Give the number of lines that hold the string "esclarecer". Nothing else is needed.
----
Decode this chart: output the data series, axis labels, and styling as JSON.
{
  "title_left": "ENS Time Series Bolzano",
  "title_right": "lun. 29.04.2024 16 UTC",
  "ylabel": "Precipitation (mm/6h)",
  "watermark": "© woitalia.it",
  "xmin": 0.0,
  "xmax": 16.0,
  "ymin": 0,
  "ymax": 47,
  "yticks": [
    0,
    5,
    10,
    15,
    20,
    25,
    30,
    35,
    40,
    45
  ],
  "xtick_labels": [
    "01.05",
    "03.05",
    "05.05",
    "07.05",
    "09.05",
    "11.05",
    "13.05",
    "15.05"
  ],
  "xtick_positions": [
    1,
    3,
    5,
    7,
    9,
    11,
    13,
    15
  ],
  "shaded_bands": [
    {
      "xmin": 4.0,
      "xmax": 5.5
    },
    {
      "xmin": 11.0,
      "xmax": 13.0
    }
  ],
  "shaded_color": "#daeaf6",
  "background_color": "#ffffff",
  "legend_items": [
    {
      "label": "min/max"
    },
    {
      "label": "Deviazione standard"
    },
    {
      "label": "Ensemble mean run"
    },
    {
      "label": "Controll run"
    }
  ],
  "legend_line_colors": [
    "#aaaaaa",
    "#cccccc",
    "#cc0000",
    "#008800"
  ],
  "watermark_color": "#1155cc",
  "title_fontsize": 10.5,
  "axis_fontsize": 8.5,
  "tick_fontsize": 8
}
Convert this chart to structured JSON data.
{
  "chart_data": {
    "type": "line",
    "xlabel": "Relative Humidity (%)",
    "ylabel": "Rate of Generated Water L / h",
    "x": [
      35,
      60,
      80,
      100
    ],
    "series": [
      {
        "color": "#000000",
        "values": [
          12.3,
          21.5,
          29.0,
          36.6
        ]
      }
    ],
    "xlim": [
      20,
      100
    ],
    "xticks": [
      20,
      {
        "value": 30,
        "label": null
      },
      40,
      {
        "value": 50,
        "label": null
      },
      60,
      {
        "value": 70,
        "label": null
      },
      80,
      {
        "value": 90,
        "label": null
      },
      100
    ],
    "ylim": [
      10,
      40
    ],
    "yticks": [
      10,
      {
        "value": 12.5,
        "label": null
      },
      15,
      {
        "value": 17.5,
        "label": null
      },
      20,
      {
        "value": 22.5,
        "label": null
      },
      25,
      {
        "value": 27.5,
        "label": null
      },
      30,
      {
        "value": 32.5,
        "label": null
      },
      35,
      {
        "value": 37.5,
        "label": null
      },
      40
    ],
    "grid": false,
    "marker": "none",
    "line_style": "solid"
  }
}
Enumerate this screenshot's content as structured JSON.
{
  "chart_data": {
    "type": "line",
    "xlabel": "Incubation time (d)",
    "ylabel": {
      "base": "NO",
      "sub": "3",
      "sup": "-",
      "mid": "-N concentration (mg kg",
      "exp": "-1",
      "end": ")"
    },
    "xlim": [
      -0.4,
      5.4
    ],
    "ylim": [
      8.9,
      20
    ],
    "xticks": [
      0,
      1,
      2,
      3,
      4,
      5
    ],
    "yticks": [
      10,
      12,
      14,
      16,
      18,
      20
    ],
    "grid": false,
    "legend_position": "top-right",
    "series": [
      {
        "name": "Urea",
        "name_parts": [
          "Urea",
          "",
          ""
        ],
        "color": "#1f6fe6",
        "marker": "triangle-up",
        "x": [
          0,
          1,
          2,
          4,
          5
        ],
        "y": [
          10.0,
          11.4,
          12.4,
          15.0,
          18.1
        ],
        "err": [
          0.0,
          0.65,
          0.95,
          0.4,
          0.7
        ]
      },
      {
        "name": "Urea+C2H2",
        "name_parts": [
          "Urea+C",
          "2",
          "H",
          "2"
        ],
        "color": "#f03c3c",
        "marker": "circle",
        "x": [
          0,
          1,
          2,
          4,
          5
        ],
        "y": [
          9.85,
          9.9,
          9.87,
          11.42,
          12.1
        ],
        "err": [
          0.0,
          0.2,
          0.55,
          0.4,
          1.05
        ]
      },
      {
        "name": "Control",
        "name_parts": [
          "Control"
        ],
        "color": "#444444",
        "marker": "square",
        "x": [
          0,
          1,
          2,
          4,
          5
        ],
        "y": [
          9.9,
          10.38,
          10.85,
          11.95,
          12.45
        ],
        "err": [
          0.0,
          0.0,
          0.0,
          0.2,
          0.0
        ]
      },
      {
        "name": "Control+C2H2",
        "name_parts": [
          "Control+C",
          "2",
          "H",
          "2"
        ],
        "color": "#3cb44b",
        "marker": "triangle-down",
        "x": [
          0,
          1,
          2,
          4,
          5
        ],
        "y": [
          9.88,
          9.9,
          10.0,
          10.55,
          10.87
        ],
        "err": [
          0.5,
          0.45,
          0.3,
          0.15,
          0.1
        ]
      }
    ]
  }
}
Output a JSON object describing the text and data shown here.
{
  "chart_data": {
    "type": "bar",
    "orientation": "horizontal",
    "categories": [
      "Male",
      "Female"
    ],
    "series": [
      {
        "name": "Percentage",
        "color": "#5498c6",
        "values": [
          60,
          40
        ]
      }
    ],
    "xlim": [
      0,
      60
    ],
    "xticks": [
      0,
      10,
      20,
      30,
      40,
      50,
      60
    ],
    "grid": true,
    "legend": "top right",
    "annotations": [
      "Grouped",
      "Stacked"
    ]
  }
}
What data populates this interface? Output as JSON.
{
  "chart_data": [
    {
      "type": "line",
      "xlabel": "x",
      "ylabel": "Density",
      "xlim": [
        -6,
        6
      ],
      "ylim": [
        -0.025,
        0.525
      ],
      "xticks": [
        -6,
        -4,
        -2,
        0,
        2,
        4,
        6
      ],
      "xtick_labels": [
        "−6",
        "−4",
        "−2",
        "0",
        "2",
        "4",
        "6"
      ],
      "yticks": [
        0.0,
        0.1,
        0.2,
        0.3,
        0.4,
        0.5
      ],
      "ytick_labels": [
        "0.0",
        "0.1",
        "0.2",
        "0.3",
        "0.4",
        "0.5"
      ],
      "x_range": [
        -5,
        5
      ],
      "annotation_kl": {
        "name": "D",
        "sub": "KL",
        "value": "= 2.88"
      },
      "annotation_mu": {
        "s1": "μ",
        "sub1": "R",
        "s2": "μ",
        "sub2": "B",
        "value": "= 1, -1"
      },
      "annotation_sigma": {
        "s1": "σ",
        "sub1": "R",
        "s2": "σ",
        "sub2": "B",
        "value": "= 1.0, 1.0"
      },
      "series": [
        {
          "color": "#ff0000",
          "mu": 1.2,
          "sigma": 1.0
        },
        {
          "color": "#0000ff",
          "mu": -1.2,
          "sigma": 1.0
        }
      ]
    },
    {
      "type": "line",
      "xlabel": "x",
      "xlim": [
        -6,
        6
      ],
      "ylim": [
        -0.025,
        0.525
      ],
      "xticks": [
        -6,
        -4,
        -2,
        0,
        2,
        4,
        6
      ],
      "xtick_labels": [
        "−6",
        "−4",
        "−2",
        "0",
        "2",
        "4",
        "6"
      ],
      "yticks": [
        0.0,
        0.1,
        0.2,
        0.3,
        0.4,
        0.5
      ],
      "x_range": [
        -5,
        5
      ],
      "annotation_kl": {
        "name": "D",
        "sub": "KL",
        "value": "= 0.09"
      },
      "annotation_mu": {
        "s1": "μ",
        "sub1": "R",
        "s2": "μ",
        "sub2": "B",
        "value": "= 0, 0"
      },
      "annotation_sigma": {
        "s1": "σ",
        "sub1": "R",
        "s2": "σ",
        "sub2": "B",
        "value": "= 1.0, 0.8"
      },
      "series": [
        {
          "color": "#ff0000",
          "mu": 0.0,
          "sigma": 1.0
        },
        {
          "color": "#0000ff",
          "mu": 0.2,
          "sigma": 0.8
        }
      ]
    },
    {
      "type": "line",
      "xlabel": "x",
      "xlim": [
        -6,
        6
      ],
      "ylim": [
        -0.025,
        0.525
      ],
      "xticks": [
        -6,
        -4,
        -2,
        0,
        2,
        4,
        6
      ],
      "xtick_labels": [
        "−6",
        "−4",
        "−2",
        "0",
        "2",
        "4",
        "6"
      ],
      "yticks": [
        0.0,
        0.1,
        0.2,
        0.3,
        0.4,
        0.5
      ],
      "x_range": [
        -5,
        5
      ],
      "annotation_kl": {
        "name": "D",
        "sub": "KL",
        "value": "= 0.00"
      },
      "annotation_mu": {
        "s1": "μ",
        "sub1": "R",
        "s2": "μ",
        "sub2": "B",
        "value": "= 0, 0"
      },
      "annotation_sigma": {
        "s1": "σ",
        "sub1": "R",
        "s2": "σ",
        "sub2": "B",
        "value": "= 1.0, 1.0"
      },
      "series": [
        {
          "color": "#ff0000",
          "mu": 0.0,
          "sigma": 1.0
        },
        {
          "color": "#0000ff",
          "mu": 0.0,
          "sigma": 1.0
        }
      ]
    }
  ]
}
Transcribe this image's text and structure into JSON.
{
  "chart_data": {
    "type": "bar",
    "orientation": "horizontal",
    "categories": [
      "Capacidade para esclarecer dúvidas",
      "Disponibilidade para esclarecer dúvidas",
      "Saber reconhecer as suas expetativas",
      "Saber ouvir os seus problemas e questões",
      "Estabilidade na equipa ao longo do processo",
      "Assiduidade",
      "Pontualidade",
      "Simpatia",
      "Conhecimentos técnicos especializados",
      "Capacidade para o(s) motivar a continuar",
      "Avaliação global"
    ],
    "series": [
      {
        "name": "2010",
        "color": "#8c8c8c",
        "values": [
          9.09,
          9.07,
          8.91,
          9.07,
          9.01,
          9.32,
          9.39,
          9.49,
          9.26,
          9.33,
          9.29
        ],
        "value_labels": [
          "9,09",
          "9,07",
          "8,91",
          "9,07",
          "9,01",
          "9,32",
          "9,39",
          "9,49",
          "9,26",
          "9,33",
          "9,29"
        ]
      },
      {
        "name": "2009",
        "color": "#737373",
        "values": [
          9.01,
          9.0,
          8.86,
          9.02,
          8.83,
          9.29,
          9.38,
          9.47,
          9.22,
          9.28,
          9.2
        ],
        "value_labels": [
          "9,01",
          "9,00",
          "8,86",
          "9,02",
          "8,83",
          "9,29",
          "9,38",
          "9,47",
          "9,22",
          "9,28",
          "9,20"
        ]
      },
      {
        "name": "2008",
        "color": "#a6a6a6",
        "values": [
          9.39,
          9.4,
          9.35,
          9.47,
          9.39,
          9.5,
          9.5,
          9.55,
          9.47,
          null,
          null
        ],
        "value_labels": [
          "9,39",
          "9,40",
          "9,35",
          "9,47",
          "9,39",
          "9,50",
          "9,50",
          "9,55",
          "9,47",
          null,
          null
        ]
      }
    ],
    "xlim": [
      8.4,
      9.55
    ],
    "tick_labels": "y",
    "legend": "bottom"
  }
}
----
● **FULL RESPONSE**
2